Goal: Repeat every record below exactly, leaving out the pictures.

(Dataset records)
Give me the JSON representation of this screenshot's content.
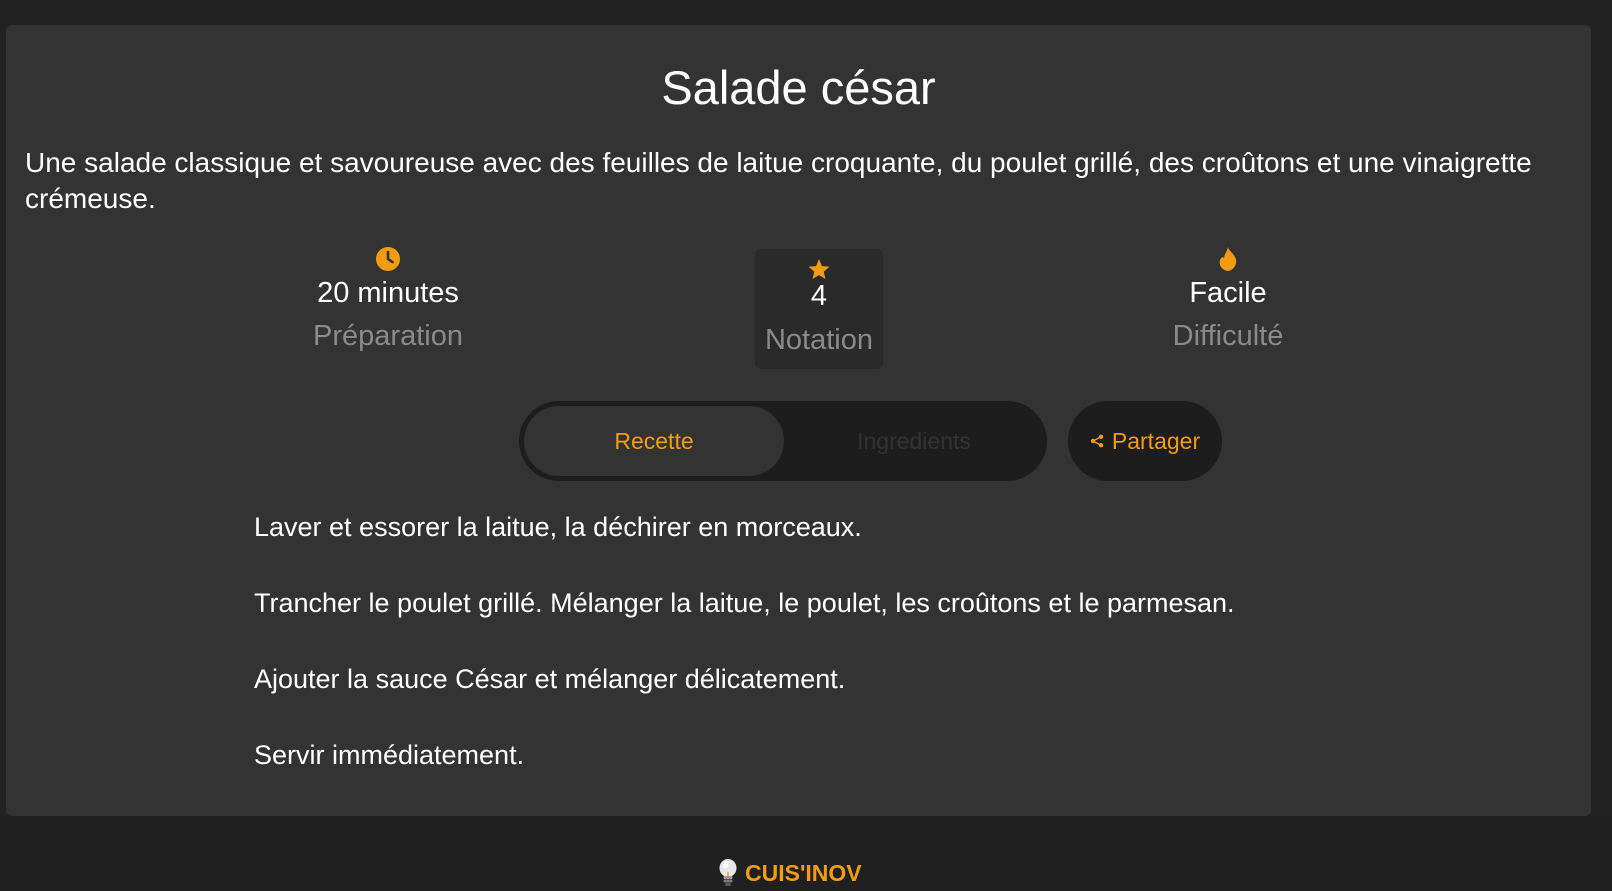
{
  "recipe": {
    "title": "Salade césar",
    "description": "Une salade classique et savoureuse avec des feuilles de laitue croquante, du poulet grillé, des croûtons et une vinaigrette crémeuse.",
    "stats": {
      "prep_time": {
        "value": "20 minutes",
        "label": "Préparation",
        "icon": "clock-icon"
      },
      "rating": {
        "value": "4",
        "label": "Notation",
        "icon": "star-icon"
      },
      "difficulty": {
        "value": "Facile",
        "label": "Difficulté",
        "icon": "flame-icon"
      }
    },
    "tabs": {
      "recipe_label": "Recette",
      "ingredients_label": "Ingredients",
      "active": "Recette"
    },
    "share_label": "Partager",
    "steps": [
      "Laver et essorer la laitue, la déchirer en morceaux.",
      "Trancher le poulet grillé. Mélanger la laitue, le poulet, les croûtons et le parmesan.",
      "Ajouter la sauce César et mélanger délicatement.",
      "Servir immédiatement."
    ]
  },
  "footer": {
    "brand": "CUIS'INOV",
    "brand_icon": "lightbulb-icon"
  },
  "colors": {
    "accent": "#f39c12",
    "background": "#222222",
    "card": "#333333",
    "muted_text": "#8a8a8a"
  }
}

Written answer:
Give me the JSON representation of this screenshot's content.
{
  "recipe": {
    "title": "Salade césar",
    "description": "Une salade classique et savoureuse avec des feuilles de laitue croquante, du poulet grillé, des croûtons et une vinaigrette crémeuse.",
    "stats": {
      "prep_time": {
        "value": "20 minutes",
        "label": "Préparation",
        "icon": "clock-icon"
      },
      "rating": {
        "value": "4",
        "label": "Notation",
        "icon": "star-icon"
      },
      "difficulty": {
        "value": "Facile",
        "label": "Difficulté",
        "icon": "flame-icon"
      }
    },
    "tabs": {
      "recipe_label": "Recette",
      "ingredients_label": "Ingredients",
      "active": "Recette"
    },
    "share_label": "Partager",
    "steps": [
      "Laver et essorer la laitue, la déchirer en morceaux.",
      "Trancher le poulet grillé. Mélanger la laitue, le poulet, les croûtons et le parmesan.",
      "Ajouter la sauce César et mélanger délicatement.",
      "Servir immédiatement."
    ]
  },
  "footer": {
    "brand": "CUIS'INOV",
    "brand_icon": "lightbulb-icon"
  },
  "colors": {
    "accent": "#f39c12",
    "background": "#222222",
    "card": "#333333",
    "muted_text": "#8a8a8a"
  }
}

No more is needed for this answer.